▶ Task requirements:
Please reproduce the text about the pub couple word for word, in full.

*** Text ***

Pub Pair

My final foray into the world of service was by far the worst. The landlady was a useless, lazy spineless idiot with a similarly useless, lazy spineless lump of a husband (who did not have a job at all, even in the pub). The landlady did no work whatsoever, preferring to hide upstairs despite not scheduling enough staff on because she would “cover it.” We would quite often end up with a bar queue three people deep, the kitchen bell going constantly with food and not a clean glass in sight, while she would be upstairs having her hair dyed. The husband was a really odd guy who never wore shoes even at the rare times he managed to lift a finger behind the bar. He constantly went around in increasingly battered and filthy novelty Homer Simpson slippers and I never saw him wear anything else.

*** End of Text ***
*** Extracted material ***

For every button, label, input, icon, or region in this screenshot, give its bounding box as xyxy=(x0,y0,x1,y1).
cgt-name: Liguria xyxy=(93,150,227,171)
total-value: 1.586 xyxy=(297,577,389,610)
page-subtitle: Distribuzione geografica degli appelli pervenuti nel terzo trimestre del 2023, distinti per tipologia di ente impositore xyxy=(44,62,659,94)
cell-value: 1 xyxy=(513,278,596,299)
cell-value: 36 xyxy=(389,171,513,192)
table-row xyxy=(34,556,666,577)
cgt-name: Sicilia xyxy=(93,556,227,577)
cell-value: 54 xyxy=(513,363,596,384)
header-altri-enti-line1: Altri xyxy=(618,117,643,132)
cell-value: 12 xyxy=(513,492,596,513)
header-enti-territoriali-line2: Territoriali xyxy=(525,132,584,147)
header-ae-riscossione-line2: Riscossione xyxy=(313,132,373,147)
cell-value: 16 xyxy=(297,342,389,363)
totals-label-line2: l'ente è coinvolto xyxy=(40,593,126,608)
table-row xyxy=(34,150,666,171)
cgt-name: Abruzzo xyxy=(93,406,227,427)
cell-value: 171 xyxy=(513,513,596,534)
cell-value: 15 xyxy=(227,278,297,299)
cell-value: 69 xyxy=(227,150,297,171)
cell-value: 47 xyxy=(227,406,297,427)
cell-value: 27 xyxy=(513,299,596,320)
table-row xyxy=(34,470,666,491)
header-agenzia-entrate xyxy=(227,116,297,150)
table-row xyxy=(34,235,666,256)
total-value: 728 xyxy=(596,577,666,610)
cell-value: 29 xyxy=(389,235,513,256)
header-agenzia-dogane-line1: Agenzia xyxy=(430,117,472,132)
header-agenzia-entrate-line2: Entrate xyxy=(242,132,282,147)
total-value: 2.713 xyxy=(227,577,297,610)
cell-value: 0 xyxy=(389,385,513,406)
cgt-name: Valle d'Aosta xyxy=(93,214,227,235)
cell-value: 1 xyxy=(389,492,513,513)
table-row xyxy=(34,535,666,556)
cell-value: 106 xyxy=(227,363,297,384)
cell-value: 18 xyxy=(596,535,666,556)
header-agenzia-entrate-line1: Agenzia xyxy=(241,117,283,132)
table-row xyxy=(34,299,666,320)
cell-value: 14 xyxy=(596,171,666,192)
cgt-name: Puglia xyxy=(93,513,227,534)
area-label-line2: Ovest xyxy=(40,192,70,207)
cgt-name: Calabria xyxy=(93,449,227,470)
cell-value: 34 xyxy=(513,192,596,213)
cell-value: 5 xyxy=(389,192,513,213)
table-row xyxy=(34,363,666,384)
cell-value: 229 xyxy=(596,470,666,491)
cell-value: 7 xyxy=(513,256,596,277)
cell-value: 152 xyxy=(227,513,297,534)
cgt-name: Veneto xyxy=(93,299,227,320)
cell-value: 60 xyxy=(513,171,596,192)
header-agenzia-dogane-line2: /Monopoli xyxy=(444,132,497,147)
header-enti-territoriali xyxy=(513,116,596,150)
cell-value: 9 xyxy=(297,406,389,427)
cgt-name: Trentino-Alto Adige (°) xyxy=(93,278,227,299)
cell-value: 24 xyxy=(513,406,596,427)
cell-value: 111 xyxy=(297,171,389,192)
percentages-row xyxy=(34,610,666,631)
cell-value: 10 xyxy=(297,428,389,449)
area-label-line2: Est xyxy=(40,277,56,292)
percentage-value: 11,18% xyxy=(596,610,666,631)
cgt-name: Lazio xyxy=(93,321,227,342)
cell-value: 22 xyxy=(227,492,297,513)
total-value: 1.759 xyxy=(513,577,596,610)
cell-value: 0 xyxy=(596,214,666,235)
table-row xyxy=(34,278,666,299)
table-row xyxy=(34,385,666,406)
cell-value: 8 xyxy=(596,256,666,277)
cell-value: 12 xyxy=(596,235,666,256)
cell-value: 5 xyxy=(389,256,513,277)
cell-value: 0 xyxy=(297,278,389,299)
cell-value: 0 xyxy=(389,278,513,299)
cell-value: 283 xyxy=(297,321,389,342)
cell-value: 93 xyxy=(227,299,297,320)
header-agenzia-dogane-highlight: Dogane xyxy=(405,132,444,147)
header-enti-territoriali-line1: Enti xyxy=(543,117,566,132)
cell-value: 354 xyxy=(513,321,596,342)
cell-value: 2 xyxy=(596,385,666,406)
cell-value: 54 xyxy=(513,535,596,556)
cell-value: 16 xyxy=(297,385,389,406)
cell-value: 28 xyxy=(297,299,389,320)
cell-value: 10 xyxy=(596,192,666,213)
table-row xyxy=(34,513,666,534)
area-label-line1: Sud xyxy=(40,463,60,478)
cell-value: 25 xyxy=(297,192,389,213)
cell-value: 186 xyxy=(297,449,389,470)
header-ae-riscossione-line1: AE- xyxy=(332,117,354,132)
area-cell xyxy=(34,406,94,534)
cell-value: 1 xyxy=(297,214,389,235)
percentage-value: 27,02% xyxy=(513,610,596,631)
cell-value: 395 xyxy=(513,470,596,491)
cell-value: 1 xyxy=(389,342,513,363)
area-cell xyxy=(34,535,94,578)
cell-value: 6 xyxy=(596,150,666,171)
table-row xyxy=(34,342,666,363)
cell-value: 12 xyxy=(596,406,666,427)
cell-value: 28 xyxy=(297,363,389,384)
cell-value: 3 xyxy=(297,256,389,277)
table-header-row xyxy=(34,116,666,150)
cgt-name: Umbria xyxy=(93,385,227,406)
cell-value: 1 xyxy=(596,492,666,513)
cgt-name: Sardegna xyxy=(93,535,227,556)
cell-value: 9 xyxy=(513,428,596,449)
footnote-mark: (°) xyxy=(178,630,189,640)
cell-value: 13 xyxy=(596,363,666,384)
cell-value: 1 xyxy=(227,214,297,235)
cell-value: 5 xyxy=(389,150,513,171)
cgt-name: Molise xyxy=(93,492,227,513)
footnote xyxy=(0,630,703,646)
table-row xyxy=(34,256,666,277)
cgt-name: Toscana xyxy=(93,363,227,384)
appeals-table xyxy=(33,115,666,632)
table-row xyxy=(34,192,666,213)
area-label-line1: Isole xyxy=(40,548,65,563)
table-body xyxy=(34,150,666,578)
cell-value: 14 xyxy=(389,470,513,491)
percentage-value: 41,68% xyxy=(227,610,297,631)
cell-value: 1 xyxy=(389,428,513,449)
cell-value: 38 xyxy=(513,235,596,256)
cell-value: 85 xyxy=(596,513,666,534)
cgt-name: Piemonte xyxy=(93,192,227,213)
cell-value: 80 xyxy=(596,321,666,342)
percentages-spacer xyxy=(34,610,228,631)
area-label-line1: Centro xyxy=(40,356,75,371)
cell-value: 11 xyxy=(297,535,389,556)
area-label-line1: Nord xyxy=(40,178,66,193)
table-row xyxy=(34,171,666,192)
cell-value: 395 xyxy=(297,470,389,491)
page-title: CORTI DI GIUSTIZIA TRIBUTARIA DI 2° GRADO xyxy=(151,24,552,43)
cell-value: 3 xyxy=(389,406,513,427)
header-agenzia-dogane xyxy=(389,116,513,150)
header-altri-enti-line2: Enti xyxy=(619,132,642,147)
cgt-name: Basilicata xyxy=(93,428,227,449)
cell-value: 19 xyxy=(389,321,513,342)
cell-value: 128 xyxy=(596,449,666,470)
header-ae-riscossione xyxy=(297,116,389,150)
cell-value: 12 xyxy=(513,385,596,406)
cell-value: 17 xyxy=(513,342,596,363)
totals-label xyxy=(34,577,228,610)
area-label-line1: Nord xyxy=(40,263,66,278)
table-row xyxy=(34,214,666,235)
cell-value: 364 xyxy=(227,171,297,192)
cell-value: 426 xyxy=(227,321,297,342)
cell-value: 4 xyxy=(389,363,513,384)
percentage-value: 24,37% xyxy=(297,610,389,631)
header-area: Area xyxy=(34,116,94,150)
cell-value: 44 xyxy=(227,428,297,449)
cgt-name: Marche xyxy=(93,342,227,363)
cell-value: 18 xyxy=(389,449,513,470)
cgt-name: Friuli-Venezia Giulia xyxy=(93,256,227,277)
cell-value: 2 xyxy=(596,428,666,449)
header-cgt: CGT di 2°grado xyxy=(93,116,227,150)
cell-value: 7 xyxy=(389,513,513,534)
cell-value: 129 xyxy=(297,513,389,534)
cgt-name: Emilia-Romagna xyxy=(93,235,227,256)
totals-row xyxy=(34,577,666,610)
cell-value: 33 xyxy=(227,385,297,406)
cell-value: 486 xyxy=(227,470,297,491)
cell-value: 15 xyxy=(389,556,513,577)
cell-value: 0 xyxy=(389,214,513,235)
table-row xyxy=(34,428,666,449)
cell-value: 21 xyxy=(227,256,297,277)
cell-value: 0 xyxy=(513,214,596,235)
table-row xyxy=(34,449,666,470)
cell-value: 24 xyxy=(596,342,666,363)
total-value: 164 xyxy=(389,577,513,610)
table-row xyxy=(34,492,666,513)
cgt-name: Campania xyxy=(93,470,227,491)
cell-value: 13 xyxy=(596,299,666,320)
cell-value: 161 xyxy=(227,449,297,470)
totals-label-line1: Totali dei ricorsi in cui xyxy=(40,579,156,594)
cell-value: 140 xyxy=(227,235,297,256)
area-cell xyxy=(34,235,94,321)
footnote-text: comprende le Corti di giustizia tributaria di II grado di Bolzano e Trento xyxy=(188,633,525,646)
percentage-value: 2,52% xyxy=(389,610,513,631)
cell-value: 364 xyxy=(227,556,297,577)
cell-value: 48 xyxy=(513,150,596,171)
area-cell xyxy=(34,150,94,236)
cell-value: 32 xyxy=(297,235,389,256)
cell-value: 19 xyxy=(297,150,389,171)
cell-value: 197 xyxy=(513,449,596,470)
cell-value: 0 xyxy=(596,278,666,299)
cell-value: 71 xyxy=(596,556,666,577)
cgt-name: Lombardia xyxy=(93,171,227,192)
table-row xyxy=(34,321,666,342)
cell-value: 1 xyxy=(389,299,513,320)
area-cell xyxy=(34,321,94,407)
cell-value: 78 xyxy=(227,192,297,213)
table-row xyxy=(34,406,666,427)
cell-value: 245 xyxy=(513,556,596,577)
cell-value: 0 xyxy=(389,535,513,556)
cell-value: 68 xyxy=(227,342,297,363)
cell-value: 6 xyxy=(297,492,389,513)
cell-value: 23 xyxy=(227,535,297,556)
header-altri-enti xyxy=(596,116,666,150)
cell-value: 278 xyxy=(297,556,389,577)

*** End of Extracted material ***

▶ Answer for the task:
Pub Pair

My final foray into the world of service was by far the worst. The landlady was a useless, lazy spineless idiot with a similarly useless, lazy spineless lump of a husband (who did not have a job at all, even in the pub). The landlady did no work whatsoever, preferring to hide upstairs despite not scheduling enough staff on because she would “cover it.” We would quite often end up with a bar queue three people deep, the kitchen bell going constantly with food and not a clean glass in sight, while she would be upstairs having her hair dyed. The husband was a really odd guy who never wore shoes even at the rare times he managed to lift a finger behind the bar. He constantly went around in increasingly battered and filthy novelty Homer Simpson slippers and I never saw him wear anything else.